-- DIRECTIVE --
Check each line of the records for "Gull"; collect those that have it.
>> begin DATA PROVIDED
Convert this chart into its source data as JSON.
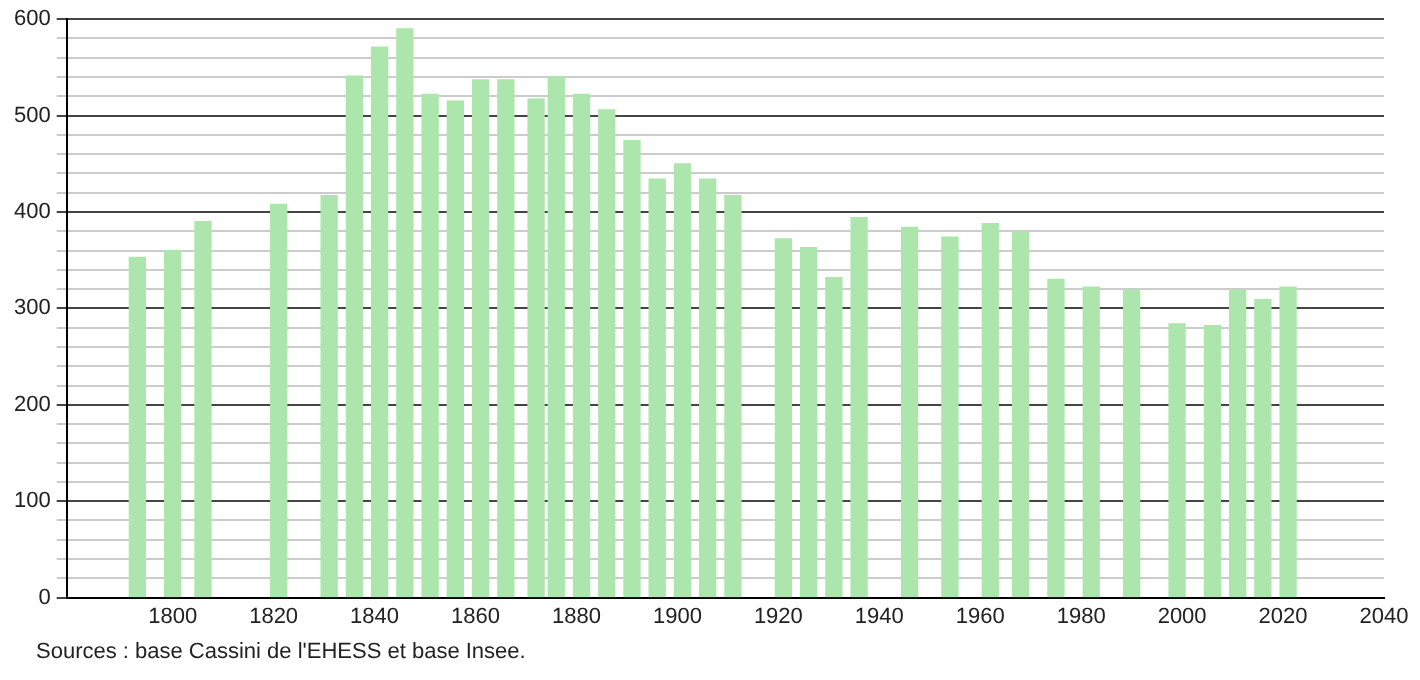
{
  "chart_data": {
    "type": "bar",
    "x": [
      1793,
      1800,
      1806,
      1821,
      1831,
      1836,
      1841,
      1846,
      1851,
      1856,
      1861,
      1866,
      1872,
      1876,
      1881,
      1886,
      1891,
      1896,
      1901,
      1906,
      1911,
      1921,
      1926,
      1931,
      1936,
      1946,
      1954,
      1962,
      1968,
      1975,
      1982,
      1990,
      1999,
      2006,
      2011,
      2016,
      2021
    ],
    "values": [
      353,
      360,
      390,
      408,
      417,
      541,
      571,
      590,
      522,
      515,
      537,
      537,
      517,
      540,
      522,
      506,
      474,
      434,
      450,
      434,
      417,
      372,
      363,
      332,
      394,
      384,
      374,
      388,
      379,
      330,
      322,
      319,
      284,
      282,
      319,
      309,
      322
    ],
    "color": "#ade6ad",
    "xlim": [
      1779,
      2040
    ],
    "xticks": [
      1800,
      1820,
      1840,
      1860,
      1880,
      1900,
      1920,
      1940,
      1960,
      1980,
      2000,
      2020,
      2040
    ],
    "ylim": [
      0,
      600
    ],
    "yticks": [
      0,
      {
        "value": 20,
        "label": null
      },
      {
        "value": 40,
        "label": null
      },
      {
        "value": 60,
        "label": null
      },
      {
        "value": 80,
        "label": null
      },
      100,
      {
        "value": 120,
        "label": null
      },
      {
        "value": 140,
        "label": null
      },
      {
        "value": 160,
        "label": null
      },
      {
        "value": 180,
        "label": null
      },
      200,
      {
        "value": 220,
        "label": null
      },
      {
        "value": 240,
        "label": null
      },
      {
        "value": 260,
        "label": null
      },
      {
        "value": 280,
        "label": null
      },
      300,
      {
        "value": 320,
        "label": null
      },
      {
        "value": 340,
        "label": null
      },
      {
        "value": 360,
        "label": null
      },
      {
        "value": 380,
        "label": null
      },
      400,
      {
        "value": 420,
        "label": null
      },
      {
        "value": 440,
        "label": null
      },
      {
        "value": 460,
        "label": null
      },
      {
        "value": 480,
        "label": null
      },
      500,
      {
        "value": 520,
        "label": null
      },
      {
        "value": 540,
        "label": null
      },
      {
        "value": 560,
        "label": null
      },
      {
        "value": 580,
        "label": null
      },
      600
    ],
    "grid": "y",
    "annotations": [
      "Sources : base Cassini de l'EHESS et base Insee."
    ]
  }
}
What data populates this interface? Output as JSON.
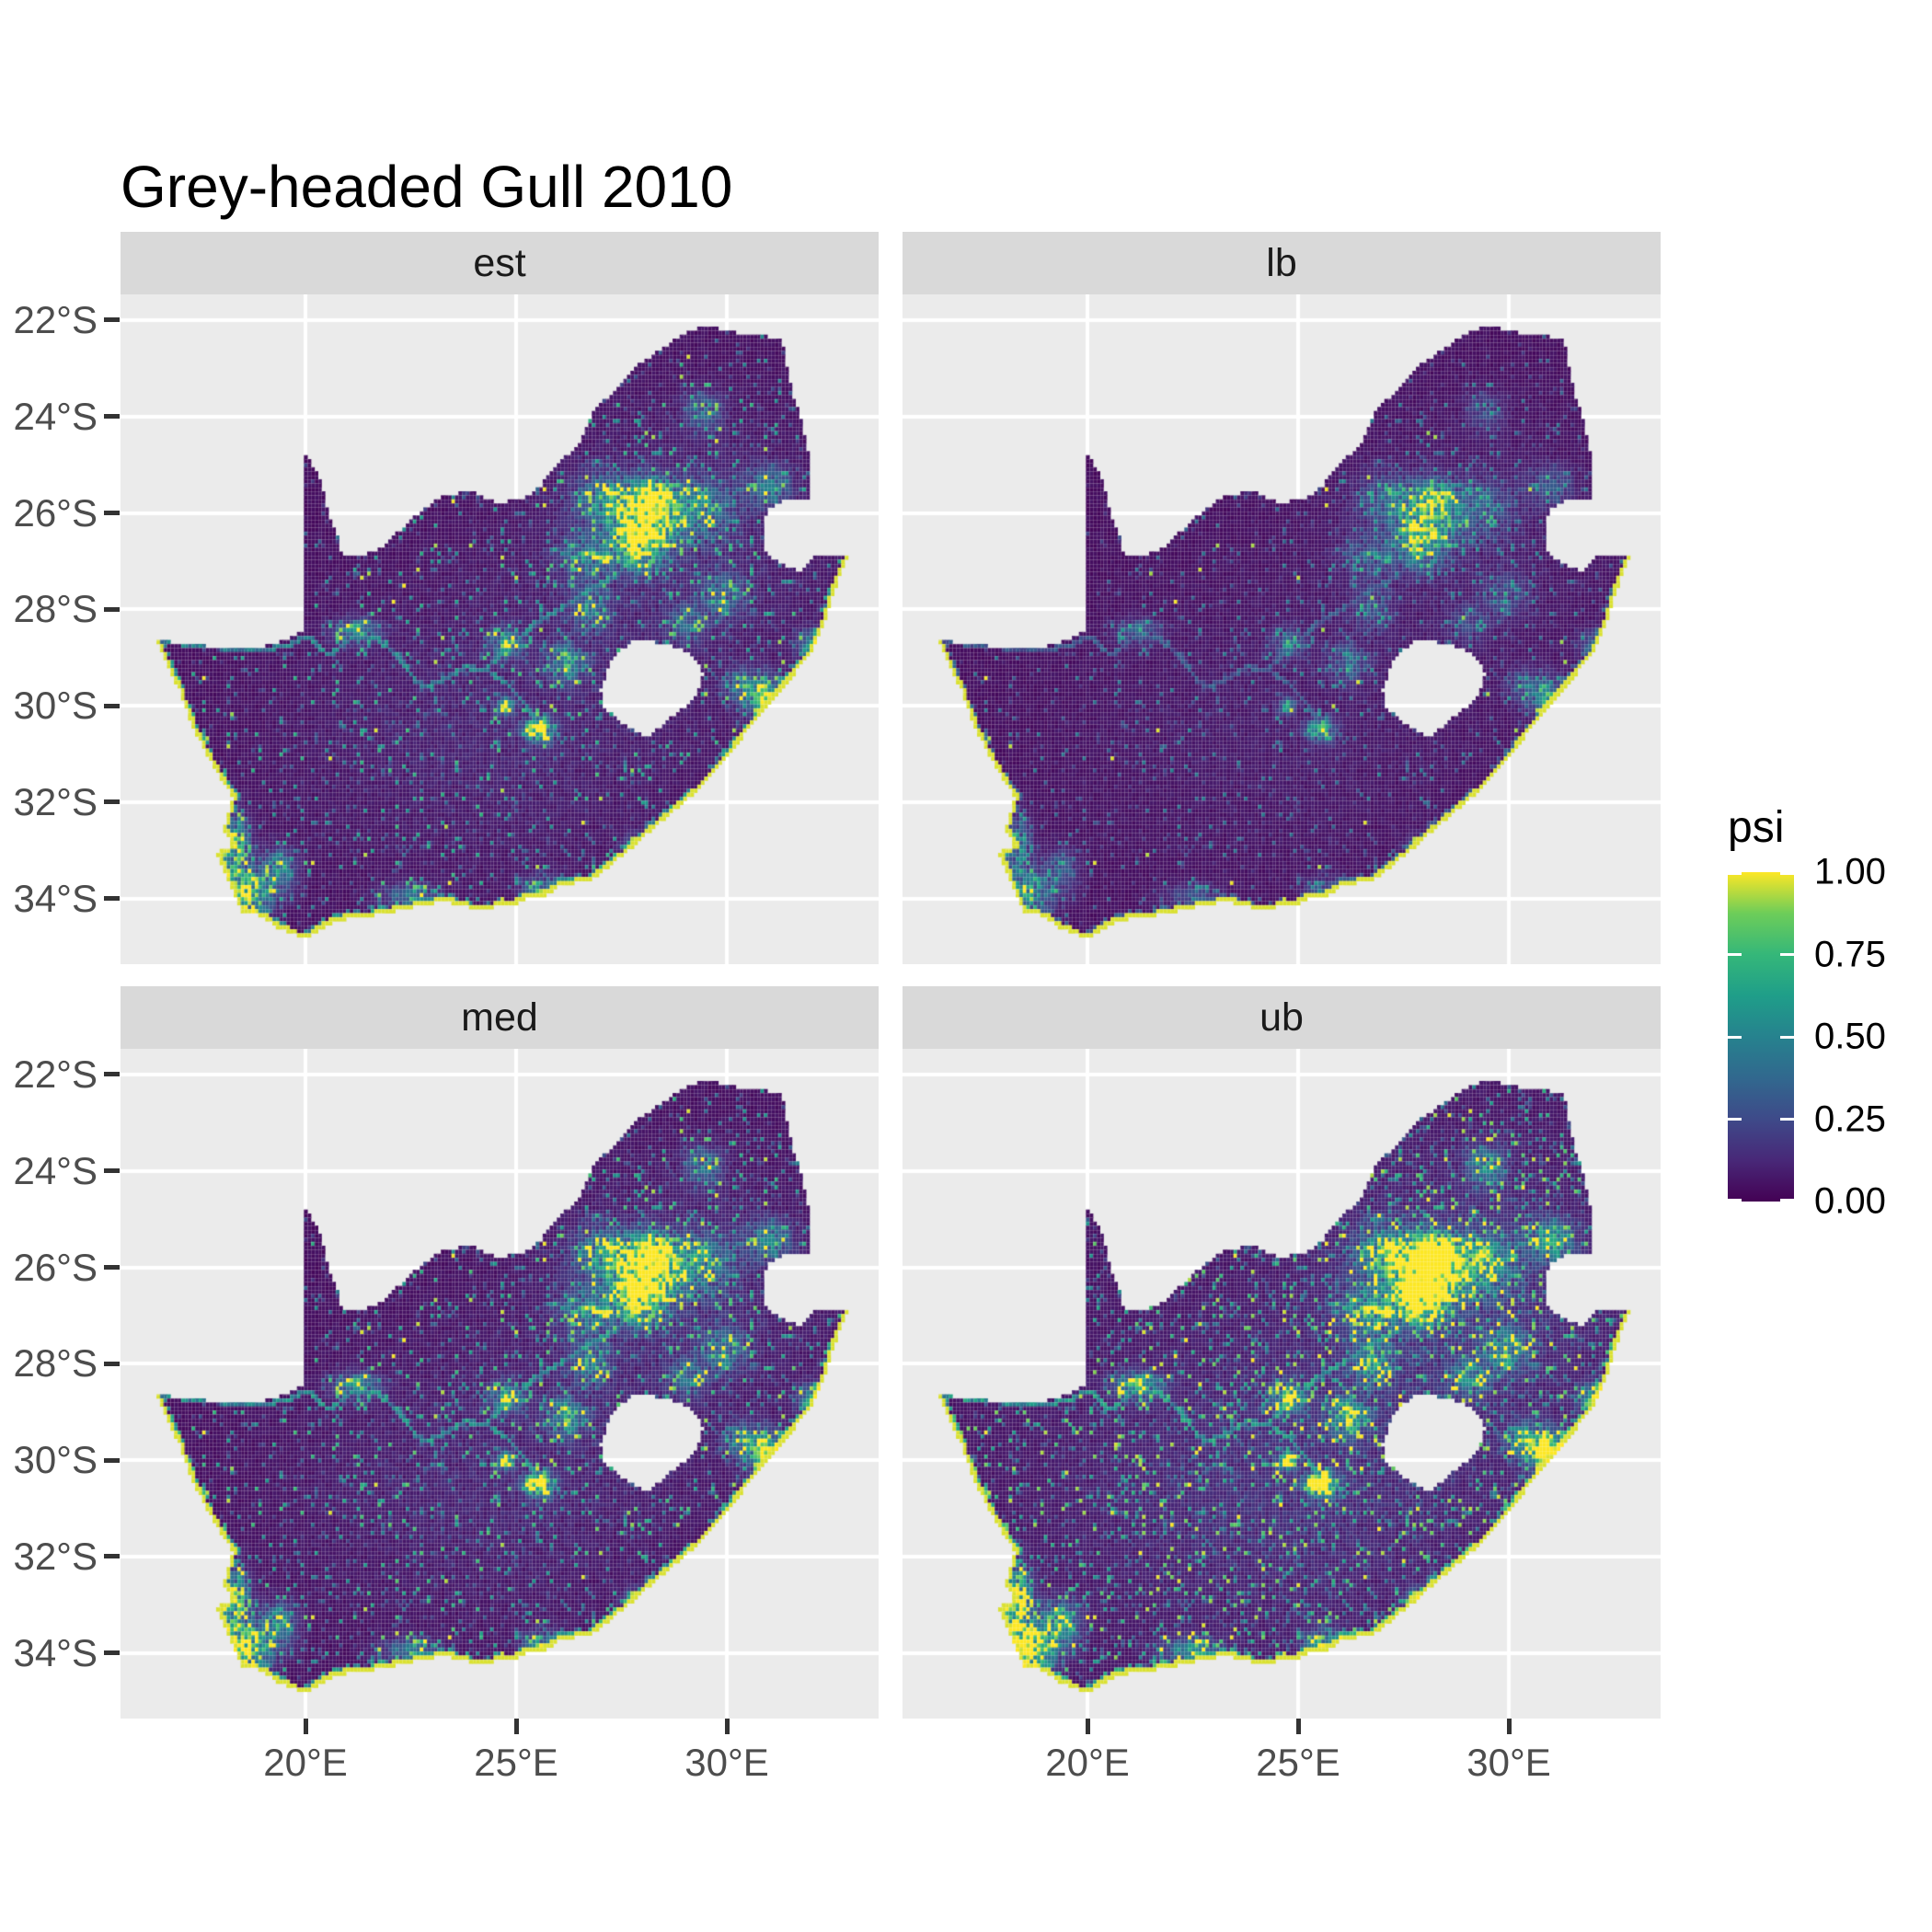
{
  "title": "Grey-headed Gull 2010",
  "facets": [
    {
      "id": "est",
      "label": "est"
    },
    {
      "id": "lb",
      "label": "lb"
    },
    {
      "id": "med",
      "label": "med"
    },
    {
      "id": "ub",
      "label": "ub"
    }
  ],
  "axes": {
    "x": {
      "ticks": [
        {
          "lon": 20,
          "label": "20°E"
        },
        {
          "lon": 25,
          "label": "25°E"
        },
        {
          "lon": 30,
          "label": "30°E"
        }
      ]
    },
    "y": {
      "ticks": [
        {
          "lat": -22,
          "label": "22°S"
        },
        {
          "lat": -24,
          "label": "24°S"
        },
        {
          "lat": -26,
          "label": "26°S"
        },
        {
          "lat": -28,
          "label": "28°S"
        },
        {
          "lat": -30,
          "label": "30°S"
        },
        {
          "lat": -32,
          "label": "32°S"
        },
        {
          "lat": -34,
          "label": "34°S"
        }
      ]
    }
  },
  "legend": {
    "title": "psi",
    "breaks": [
      {
        "value": 1.0,
        "label": "1.00"
      },
      {
        "value": 0.75,
        "label": "0.75"
      },
      {
        "value": 0.5,
        "label": "0.50"
      },
      {
        "value": 0.25,
        "label": "0.25"
      },
      {
        "value": 0.0,
        "label": "0.00"
      }
    ]
  },
  "colors": {
    "background": "#ffffff",
    "panel_background": "#ebebeb",
    "strip_background": "#d9d9d9",
    "gridline": "#ffffff",
    "axis_text": "#4d4d4d",
    "tick_mark": "#333333",
    "title_text": "#000000"
  },
  "chart_data": {
    "type": "heatmap",
    "subtype": "faceted-raster-map",
    "title": "Grey-headed Gull 2010",
    "region": "South Africa",
    "variable": "psi",
    "value_range": [
      0,
      1
    ],
    "facet_values": [
      "est",
      "lb",
      "med",
      "ub"
    ],
    "x_ticks_lon": [
      20,
      25,
      30
    ],
    "y_ticks_lat": [
      -22,
      -24,
      -26,
      -28,
      -30,
      -32,
      -34
    ],
    "lon_range": [
      15.61,
      33.64
    ],
    "lat_range": [
      -35.36,
      -21.47
    ],
    "legend_breaks": [
      0.0,
      0.25,
      0.5,
      0.75,
      1.0
    ],
    "colormap": "viridis",
    "colormap_stops": [
      {
        "t": 0.0,
        "c": "#440154"
      },
      {
        "t": 0.125,
        "c": "#482878"
      },
      {
        "t": 0.25,
        "c": "#3e4a89"
      },
      {
        "t": 0.375,
        "c": "#31688e"
      },
      {
        "t": 0.5,
        "c": "#26828e"
      },
      {
        "t": 0.625,
        "c": "#1f9e89"
      },
      {
        "t": 0.75,
        "c": "#35b779"
      },
      {
        "t": 0.875,
        "c": "#6dcd59"
      },
      {
        "t": 1.0,
        "c": "#fde725"
      }
    ],
    "grid": {
      "cell_deg": 0.08333,
      "lon_min": 16.38,
      "lon_max": 33.0,
      "lat_south": -35.0,
      "lat_north": -22.05
    },
    "outline": [
      [
        16.45,
        -28.63
      ],
      [
        17.2,
        -28.72
      ],
      [
        17.9,
        -28.78
      ],
      [
        18.6,
        -28.84
      ],
      [
        19.3,
        -28.72
      ],
      [
        19.98,
        -28.43
      ],
      [
        19.98,
        -24.77
      ],
      [
        20.3,
        -25.2
      ],
      [
        20.55,
        -26.0
      ],
      [
        20.8,
        -26.6
      ],
      [
        20.85,
        -26.9
      ],
      [
        21.4,
        -26.88
      ],
      [
        21.9,
        -26.67
      ],
      [
        22.3,
        -26.3
      ],
      [
        22.75,
        -25.95
      ],
      [
        23.25,
        -25.65
      ],
      [
        23.9,
        -25.55
      ],
      [
        24.55,
        -25.78
      ],
      [
        25.1,
        -25.73
      ],
      [
        25.55,
        -25.48
      ],
      [
        26.0,
        -24.95
      ],
      [
        26.45,
        -24.63
      ],
      [
        26.85,
        -23.9
      ],
      [
        27.35,
        -23.42
      ],
      [
        27.95,
        -22.9
      ],
      [
        28.55,
        -22.55
      ],
      [
        29.1,
        -22.2
      ],
      [
        29.55,
        -22.13
      ],
      [
        30.1,
        -22.25
      ],
      [
        30.7,
        -22.3
      ],
      [
        31.3,
        -22.41
      ],
      [
        31.55,
        -23.5
      ],
      [
        31.8,
        -24.2
      ],
      [
        31.97,
        -24.9
      ],
      [
        31.97,
        -25.75
      ],
      [
        31.3,
        -25.75
      ],
      [
        30.95,
        -25.95
      ],
      [
        30.85,
        -26.35
      ],
      [
        30.9,
        -26.78
      ],
      [
        31.25,
        -27.05
      ],
      [
        31.75,
        -27.2
      ],
      [
        32.1,
        -26.9
      ],
      [
        32.89,
        -26.86
      ],
      [
        32.55,
        -27.6
      ],
      [
        32.3,
        -28.3
      ],
      [
        32.0,
        -28.9
      ],
      [
        31.4,
        -29.55
      ],
      [
        30.85,
        -30.1
      ],
      [
        30.15,
        -30.9
      ],
      [
        29.3,
        -31.75
      ],
      [
        28.5,
        -32.35
      ],
      [
        27.6,
        -33.05
      ],
      [
        26.8,
        -33.6
      ],
      [
        26.0,
        -33.75
      ],
      [
        25.65,
        -33.95
      ],
      [
        25.3,
        -33.95
      ],
      [
        24.9,
        -34.15
      ],
      [
        24.0,
        -34.2
      ],
      [
        23.3,
        -34.05
      ],
      [
        22.4,
        -34.2
      ],
      [
        21.6,
        -34.35
      ],
      [
        20.7,
        -34.45
      ],
      [
        20.0,
        -34.82
      ],
      [
        19.35,
        -34.6
      ],
      [
        18.95,
        -34.35
      ],
      [
        18.5,
        -34.3
      ],
      [
        18.3,
        -33.9
      ],
      [
        18.05,
        -33.35
      ],
      [
        17.9,
        -33.05
      ],
      [
        18.28,
        -32.88
      ],
      [
        18.05,
        -32.55
      ],
      [
        18.28,
        -31.9
      ],
      [
        17.85,
        -31.3
      ],
      [
        17.35,
        -30.5
      ],
      [
        17.0,
        -29.65
      ],
      [
        16.7,
        -29.15
      ]
    ],
    "coastal_from": 42,
    "lesotho_hole": [
      [
        27.0,
        -29.65
      ],
      [
        27.3,
        -28.95
      ],
      [
        27.8,
        -28.63
      ],
      [
        28.6,
        -28.7
      ],
      [
        29.15,
        -28.93
      ],
      [
        29.45,
        -29.3
      ],
      [
        29.25,
        -29.85
      ],
      [
        28.75,
        -30.2
      ],
      [
        28.1,
        -30.65
      ],
      [
        27.55,
        -30.4
      ],
      [
        27.05,
        -30.0
      ]
    ],
    "rivers": [
      [
        [
          16.5,
          -28.62
        ],
        [
          17.3,
          -28.74
        ],
        [
          18.1,
          -28.8
        ],
        [
          18.9,
          -28.86
        ],
        [
          19.6,
          -28.74
        ],
        [
          20.05,
          -28.55
        ],
        [
          20.55,
          -28.95
        ],
        [
          21.1,
          -28.6
        ],
        [
          21.7,
          -28.6
        ],
        [
          22.2,
          -29.0
        ],
        [
          22.6,
          -29.45
        ],
        [
          22.85,
          -29.6
        ],
        [
          23.3,
          -29.45
        ],
        [
          23.8,
          -29.2
        ],
        [
          24.3,
          -29.25
        ],
        [
          24.8,
          -29.55
        ],
        [
          25.2,
          -29.95
        ],
        [
          25.5,
          -30.35
        ],
        [
          25.6,
          -30.6
        ]
      ],
      [
        [
          24.3,
          -29.2
        ],
        [
          24.9,
          -28.75
        ],
        [
          25.5,
          -28.25
        ],
        [
          26.1,
          -27.95
        ],
        [
          26.75,
          -27.6
        ],
        [
          27.35,
          -27.3
        ],
        [
          27.9,
          -26.85
        ]
      ]
    ],
    "hotspots": [
      [
        28.0,
        -26.15,
        0.5,
        0.4,
        1.5
      ],
      [
        28.25,
        -25.72,
        0.32,
        0.26,
        1.1
      ],
      [
        27.9,
        -26.75,
        0.38,
        0.3,
        0.9
      ],
      [
        27.1,
        -25.65,
        0.5,
        0.35,
        0.55
      ],
      [
        29.25,
        -25.9,
        0.55,
        0.4,
        0.6
      ],
      [
        26.65,
        -26.9,
        0.4,
        0.32,
        0.55
      ],
      [
        26.75,
        -28.0,
        0.3,
        0.28,
        0.5
      ],
      [
        26.2,
        -29.1,
        0.28,
        0.24,
        0.75
      ],
      [
        24.75,
        -28.72,
        0.25,
        0.22,
        0.65
      ],
      [
        25.52,
        -30.5,
        0.22,
        0.15,
        1.6
      ],
      [
        24.75,
        -30.0,
        0.15,
        0.12,
        0.9
      ],
      [
        18.6,
        -33.9,
        0.4,
        0.3,
        1.1
      ],
      [
        18.35,
        -32.95,
        0.22,
        0.45,
        0.9
      ],
      [
        19.35,
        -33.4,
        0.3,
        0.3,
        0.6
      ],
      [
        30.9,
        -29.85,
        0.3,
        0.3,
        0.9
      ],
      [
        30.35,
        -29.6,
        0.25,
        0.22,
        0.6
      ],
      [
        32.0,
        -28.75,
        0.22,
        0.22,
        0.6
      ],
      [
        25.6,
        -33.9,
        0.28,
        0.22,
        0.7
      ],
      [
        27.85,
        -33.0,
        0.22,
        0.2,
        0.6
      ],
      [
        22.45,
        -33.95,
        0.45,
        0.18,
        0.5
      ],
      [
        21.2,
        -28.45,
        0.35,
        0.18,
        0.6
      ],
      [
        31.0,
        -25.45,
        0.35,
        0.28,
        0.55
      ],
      [
        29.45,
        -23.9,
        0.3,
        0.28,
        0.45
      ],
      [
        29.95,
        -27.7,
        0.35,
        0.3,
        0.45
      ],
      [
        29.1,
        -28.25,
        0.3,
        0.25,
        0.4
      ],
      [
        24.5,
        -30.5,
        3.5,
        2.2,
        0.1
      ],
      [
        29.0,
        -26.5,
        2.5,
        2.0,
        0.12
      ]
    ],
    "facet_params": {
      "est": {
        "gain": 1.0,
        "speckle": 0.025
      },
      "lb": {
        "gain": 0.62,
        "speckle": 0.005
      },
      "med": {
        "gain": 1.1,
        "speckle": 0.04
      },
      "ub": {
        "gain": 1.42,
        "speckle": 0.1
      }
    }
  }
}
>> end DATA PROVIDED
-- ANSWER FOR THIS EXERCISE --
  "title": "Grey-headed Gull 2010",
    "title": "Grey-headed Gull 2010",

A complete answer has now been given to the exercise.